**Instructions to follow**
Would it be possible to write out each entry below exactly, without the pictures?
---- Input for this task
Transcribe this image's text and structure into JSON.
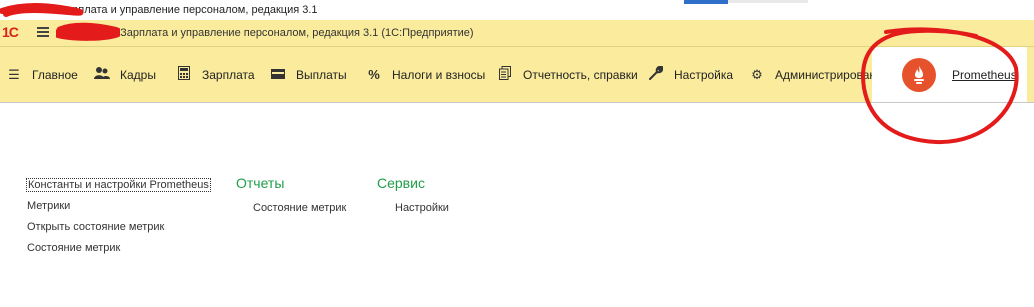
{
  "window": {
    "title": "арплата и управление персоналом, редакция 3.1"
  },
  "header": {
    "logo": "1С",
    "app_title": "/ Зарплата и управление персоналом, редакция 3.1  (1С:Предприятие)",
    "menu_icon": "hamburger-icon"
  },
  "sections": [
    {
      "label": "Главное",
      "icon": "menu-lines-icon"
    },
    {
      "label": "Кадры",
      "icon": "people-icon"
    },
    {
      "label": "Зарплата",
      "icon": "calculator-icon"
    },
    {
      "label": "Выплаты",
      "icon": "wallet-icon"
    },
    {
      "label": "Налоги и взносы",
      "icon": "percent-icon"
    },
    {
      "label": "Отчетность, справки",
      "icon": "documents-icon"
    },
    {
      "label": "Настройка",
      "icon": "wrench-icon"
    },
    {
      "label": "Администрирование",
      "icon": "gear-icon"
    },
    {
      "label": "Prometheus",
      "icon": "prometheus-logo-icon",
      "active": true
    }
  ],
  "content": {
    "main_links": [
      "Константы и настройки Prometheus",
      "Метрики",
      "Открыть состояние метрик",
      "Состояние метрик"
    ],
    "reports": {
      "title": "Отчеты",
      "links": [
        "Состояние метрик"
      ]
    },
    "service": {
      "title": "Сервис",
      "links": [
        "Настройки"
      ]
    }
  },
  "colors": {
    "header_bg": "#fbec9d",
    "group_title": "#1f9e4a",
    "logo_red": "#d8231c",
    "prometheus_orange": "#e6522c",
    "annotation_red": "#e31b1b"
  }
}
--------
**Solution**
Transcribe this image's text and structure into JSON.
{
  "window": {
    "title": "арплата и управление персоналом, редакция 3.1"
  },
  "header": {
    "logo": "1С",
    "app_title": "/ Зарплата и управление персоналом, редакция 3.1  (1С:Предприятие)",
    "menu_icon": "hamburger-icon"
  },
  "sections": [
    {
      "label": "Главное",
      "icon": "menu-lines-icon"
    },
    {
      "label": "Кадры",
      "icon": "people-icon"
    },
    {
      "label": "Зарплата",
      "icon": "calculator-icon"
    },
    {
      "label": "Выплаты",
      "icon": "wallet-icon"
    },
    {
      "label": "Налоги и взносы",
      "icon": "percent-icon"
    },
    {
      "label": "Отчетность, справки",
      "icon": "documents-icon"
    },
    {
      "label": "Настройка",
      "icon": "wrench-icon"
    },
    {
      "label": "Администрирование",
      "icon": "gear-icon"
    },
    {
      "label": "Prometheus",
      "icon": "prometheus-logo-icon",
      "active": true
    }
  ],
  "content": {
    "main_links": [
      "Константы и настройки Prometheus",
      "Метрики",
      "Открыть состояние метрик",
      "Состояние метрик"
    ],
    "reports": {
      "title": "Отчеты",
      "links": [
        "Состояние метрик"
      ]
    },
    "service": {
      "title": "Сервис",
      "links": [
        "Настройки"
      ]
    }
  },
  "colors": {
    "header_bg": "#fbec9d",
    "group_title": "#1f9e4a",
    "logo_red": "#d8231c",
    "prometheus_orange": "#e6522c",
    "annotation_red": "#e31b1b"
  }
}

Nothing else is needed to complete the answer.